(Passage):
——
Avenue in Pontevedra, Spain

The Gran Vía de Montero Ríos is an avenue in Pontevedra (Spain) located in the city centre, in the 19th century bourgeois area. It is one of the most emblematic avenues in Pontevedra.

== Origin of the name ==
The avenue was called Gran Vía (major thoroughfare) because it was the widest in the city when it was created. After his death in 1914, the avenue was dedicated to Eugenio Montero Ríos, for his great political activity in favour of Pontevedra.

== History ==
The Gran Vía de Montero Ríos, originally known as the Gran Vía, was designed in the 1870s to connect the Alameda de Pontevedra with the grounds of the old fairground. Its design was included in the project commissioned by the City Council in 1880 by the architect Alejandro Sesmero for the planning and development of the Alameda.

In 1884, the Provincial Council of Pontevedra bought from the City Council of Pontevedra the land where the Palace of the Deputation of Pontevedra is located. The palace was designed by Alejandro Sesmero and his father Domingo Sesmero. Work began on 1 March 1884 and lasted until 8 November 1890.
——
(Given information):
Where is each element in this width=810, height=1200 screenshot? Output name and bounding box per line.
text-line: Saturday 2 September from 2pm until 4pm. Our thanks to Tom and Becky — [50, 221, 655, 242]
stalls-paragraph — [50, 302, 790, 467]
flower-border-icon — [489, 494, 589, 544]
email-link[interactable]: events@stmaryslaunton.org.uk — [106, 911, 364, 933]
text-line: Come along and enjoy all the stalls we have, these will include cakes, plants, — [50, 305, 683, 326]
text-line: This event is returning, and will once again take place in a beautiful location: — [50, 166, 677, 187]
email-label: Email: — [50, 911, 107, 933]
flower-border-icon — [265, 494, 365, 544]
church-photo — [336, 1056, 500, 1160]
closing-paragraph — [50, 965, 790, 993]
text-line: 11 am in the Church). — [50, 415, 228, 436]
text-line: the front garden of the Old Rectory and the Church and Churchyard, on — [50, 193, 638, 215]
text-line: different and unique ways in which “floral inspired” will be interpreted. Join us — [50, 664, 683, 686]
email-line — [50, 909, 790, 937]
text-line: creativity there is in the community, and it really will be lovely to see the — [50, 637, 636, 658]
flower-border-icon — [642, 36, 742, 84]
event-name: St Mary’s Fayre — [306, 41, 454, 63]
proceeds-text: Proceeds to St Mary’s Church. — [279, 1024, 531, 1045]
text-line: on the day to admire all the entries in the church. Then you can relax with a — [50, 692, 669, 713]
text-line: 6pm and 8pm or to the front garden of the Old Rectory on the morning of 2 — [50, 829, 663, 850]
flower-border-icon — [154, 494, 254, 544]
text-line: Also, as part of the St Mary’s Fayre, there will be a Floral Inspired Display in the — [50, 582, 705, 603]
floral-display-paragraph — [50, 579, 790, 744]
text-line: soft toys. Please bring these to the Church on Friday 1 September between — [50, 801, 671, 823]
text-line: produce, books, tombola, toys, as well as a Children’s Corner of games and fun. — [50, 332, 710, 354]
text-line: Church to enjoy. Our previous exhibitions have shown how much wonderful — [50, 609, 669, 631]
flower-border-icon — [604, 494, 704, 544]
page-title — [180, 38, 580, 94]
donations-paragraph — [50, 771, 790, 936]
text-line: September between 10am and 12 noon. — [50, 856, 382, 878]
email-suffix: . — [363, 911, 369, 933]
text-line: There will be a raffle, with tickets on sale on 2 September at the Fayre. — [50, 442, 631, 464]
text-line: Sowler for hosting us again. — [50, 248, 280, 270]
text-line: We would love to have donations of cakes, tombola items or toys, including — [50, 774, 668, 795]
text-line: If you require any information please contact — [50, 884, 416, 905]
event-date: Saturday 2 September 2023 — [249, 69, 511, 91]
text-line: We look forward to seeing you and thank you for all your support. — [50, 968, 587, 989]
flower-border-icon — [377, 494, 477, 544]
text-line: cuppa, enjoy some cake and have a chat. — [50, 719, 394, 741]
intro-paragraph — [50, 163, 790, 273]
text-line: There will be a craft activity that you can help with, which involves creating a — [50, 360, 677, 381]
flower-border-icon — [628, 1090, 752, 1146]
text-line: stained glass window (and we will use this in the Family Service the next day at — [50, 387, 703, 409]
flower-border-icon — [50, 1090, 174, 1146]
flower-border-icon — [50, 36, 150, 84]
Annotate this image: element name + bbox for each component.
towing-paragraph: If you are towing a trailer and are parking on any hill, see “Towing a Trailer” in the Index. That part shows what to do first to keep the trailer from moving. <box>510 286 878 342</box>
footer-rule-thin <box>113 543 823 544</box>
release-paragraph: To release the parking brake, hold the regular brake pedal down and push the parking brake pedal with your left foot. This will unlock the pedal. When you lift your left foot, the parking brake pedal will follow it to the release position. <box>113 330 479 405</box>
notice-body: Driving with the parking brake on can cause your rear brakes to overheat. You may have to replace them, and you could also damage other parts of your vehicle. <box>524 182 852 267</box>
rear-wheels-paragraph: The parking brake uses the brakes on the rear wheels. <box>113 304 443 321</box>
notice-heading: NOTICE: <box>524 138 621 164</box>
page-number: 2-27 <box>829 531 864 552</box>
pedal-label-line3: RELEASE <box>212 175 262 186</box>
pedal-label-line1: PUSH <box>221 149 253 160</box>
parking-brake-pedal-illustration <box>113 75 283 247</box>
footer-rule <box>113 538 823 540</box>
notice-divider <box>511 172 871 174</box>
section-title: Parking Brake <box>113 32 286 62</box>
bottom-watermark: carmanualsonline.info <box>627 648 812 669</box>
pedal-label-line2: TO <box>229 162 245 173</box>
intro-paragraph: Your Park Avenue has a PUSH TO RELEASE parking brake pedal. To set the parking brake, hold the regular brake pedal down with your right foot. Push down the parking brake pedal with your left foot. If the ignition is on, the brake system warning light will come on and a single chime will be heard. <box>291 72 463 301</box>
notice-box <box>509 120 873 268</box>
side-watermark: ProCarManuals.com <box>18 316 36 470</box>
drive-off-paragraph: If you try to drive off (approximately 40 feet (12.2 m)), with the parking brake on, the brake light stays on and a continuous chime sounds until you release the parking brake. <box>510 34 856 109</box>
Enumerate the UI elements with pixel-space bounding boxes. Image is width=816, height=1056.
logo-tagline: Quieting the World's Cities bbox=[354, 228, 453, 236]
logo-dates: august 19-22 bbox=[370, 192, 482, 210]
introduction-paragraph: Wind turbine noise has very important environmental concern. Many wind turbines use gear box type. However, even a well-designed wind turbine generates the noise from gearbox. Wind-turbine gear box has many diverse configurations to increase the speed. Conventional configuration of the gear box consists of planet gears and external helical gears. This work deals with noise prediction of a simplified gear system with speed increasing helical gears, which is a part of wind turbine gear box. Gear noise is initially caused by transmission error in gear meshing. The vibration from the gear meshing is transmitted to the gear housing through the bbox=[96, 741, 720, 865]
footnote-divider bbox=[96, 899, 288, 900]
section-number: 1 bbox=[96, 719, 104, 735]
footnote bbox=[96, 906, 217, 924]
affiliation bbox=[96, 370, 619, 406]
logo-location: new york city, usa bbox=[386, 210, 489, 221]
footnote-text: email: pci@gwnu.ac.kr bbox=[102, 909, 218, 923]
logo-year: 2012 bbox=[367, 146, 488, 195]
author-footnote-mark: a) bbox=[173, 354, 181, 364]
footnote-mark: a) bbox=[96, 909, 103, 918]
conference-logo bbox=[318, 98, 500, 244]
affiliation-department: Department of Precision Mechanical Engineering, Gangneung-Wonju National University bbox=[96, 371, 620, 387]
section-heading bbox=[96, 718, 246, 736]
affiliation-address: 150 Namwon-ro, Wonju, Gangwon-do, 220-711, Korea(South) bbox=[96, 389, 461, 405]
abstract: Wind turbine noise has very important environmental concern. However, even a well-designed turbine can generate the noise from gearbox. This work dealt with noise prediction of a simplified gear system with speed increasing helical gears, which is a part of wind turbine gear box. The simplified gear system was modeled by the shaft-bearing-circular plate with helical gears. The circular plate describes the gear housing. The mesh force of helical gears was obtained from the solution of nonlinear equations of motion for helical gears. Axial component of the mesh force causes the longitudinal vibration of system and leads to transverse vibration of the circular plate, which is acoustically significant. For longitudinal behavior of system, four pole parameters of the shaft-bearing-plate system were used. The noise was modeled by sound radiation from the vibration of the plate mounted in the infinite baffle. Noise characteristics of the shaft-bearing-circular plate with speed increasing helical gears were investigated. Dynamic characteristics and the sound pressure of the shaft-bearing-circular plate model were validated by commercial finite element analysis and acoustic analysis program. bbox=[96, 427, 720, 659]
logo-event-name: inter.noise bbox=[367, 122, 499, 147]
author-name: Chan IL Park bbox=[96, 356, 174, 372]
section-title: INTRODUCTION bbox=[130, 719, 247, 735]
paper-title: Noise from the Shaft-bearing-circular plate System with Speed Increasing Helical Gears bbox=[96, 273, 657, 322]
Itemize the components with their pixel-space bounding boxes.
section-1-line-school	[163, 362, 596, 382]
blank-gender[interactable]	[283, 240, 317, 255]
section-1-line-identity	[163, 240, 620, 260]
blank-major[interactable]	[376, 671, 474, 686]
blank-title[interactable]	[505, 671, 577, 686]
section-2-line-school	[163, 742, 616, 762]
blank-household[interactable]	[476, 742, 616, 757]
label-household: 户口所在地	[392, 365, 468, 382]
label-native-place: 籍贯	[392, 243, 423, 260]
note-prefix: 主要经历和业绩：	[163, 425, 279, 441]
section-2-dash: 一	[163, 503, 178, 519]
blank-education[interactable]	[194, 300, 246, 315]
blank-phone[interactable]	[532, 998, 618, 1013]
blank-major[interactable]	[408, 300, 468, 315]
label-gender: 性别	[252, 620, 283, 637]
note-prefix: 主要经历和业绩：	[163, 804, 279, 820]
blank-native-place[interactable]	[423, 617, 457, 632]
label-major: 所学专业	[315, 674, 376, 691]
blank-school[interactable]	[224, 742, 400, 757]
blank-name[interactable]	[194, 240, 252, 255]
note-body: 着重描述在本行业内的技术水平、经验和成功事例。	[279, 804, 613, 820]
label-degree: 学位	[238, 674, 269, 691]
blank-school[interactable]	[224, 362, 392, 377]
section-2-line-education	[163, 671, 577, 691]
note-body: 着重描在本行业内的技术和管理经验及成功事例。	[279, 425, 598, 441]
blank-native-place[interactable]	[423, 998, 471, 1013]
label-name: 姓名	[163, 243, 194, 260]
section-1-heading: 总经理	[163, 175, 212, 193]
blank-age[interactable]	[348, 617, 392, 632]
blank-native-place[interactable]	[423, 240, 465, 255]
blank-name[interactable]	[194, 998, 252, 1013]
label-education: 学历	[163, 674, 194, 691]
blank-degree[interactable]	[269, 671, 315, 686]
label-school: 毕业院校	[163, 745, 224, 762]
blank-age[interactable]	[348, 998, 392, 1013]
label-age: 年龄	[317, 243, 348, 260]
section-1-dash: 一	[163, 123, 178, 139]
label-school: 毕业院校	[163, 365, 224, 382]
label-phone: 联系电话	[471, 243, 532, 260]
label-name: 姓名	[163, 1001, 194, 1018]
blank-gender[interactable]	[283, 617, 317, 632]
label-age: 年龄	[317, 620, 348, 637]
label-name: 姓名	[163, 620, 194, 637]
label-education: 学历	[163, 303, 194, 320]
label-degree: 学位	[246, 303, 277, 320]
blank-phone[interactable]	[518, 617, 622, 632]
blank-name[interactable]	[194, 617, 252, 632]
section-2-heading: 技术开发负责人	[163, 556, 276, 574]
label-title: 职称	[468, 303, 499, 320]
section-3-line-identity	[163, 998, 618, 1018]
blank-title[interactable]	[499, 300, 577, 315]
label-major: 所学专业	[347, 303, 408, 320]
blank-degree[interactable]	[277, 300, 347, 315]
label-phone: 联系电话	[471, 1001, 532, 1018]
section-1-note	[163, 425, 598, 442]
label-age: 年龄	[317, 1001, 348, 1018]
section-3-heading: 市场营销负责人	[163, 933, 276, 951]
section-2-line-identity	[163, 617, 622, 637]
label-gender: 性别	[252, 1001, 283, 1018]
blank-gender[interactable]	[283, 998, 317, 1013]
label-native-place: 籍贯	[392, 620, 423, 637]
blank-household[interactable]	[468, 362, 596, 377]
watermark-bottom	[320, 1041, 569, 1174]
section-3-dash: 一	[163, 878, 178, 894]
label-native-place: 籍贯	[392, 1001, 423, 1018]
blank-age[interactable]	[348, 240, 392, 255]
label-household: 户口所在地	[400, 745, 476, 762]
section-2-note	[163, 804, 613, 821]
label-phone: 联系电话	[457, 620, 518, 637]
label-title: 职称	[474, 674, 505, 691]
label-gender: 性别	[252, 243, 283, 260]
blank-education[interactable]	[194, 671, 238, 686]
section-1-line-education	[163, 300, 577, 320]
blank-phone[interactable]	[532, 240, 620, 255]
——
(What to do):
1. Transcribe the passage on the Gran Vía de Montero Ríos, beginning at the words "Avenue in Pontevedra, Spain" and stopping after "of the Alameda.".
2. Pick up the passage on the Gran Vía de Montero Ríos right after its last sentence and keep writing it.

(Answers to the exercises):
1.
Avenue in Pontevedra, Spain

The Gran Vía de Montero Ríos is an avenue in Pontevedra (Spain) located in the city centre, in the 19th century bourgeois area. It is one of the most emblematic avenues in Pontevedra.

== Origin of the name ==
The avenue was called Gran Vía (major thoroughfare) because it was the widest in the city when it was created. After his death in 1914, the avenue was dedicated to Eugenio Montero Ríos, for his great political activity in favour of Pontevedra.

== History ==
The Gran Vía de Montero Ríos, originally known as the Gran Vía, was designed in the 1870s to connect the Alameda de Pontevedra with the grounds of the old fairground. Its design was included in the project commissioned by the City Council in 1880 by the architect Alejandro Sesmero for the planning and development of the Alameda.

2.
Also in the 1880s, the Pontevedra City Council bought the property located further west of the Gran Vía from the Munaiz family, a plot of land that was still empty, in order to construct a building for the new School of Arts and Crafts. The building was designed by the architect Arturo Calvo Tomelén, who took charge of the project in 1895. The building was inaugurated in 1901.

In 1905, the construction of the new building of the Provincial High School of Pontevedra began next to the ruins of the San Domingo Convent. The building, designed by the architects Joaquín Rojí López-Calvo and José Lorite Kramer, was completed at the beginning of 1926, with more delay than expected due to the economic crisis. The school was inaugurated on 27 September 1927 by King Alfonso XIII during a visit to Pontevedra.

In August 1941, the Pontevedra City Council ceded a plot of land at the end of the Gran Vía to the Francoist government for the construction of a monument to the memory of the soldiers who died for their country. A large cross was built, in the style of those erected at the same time throughout Spain.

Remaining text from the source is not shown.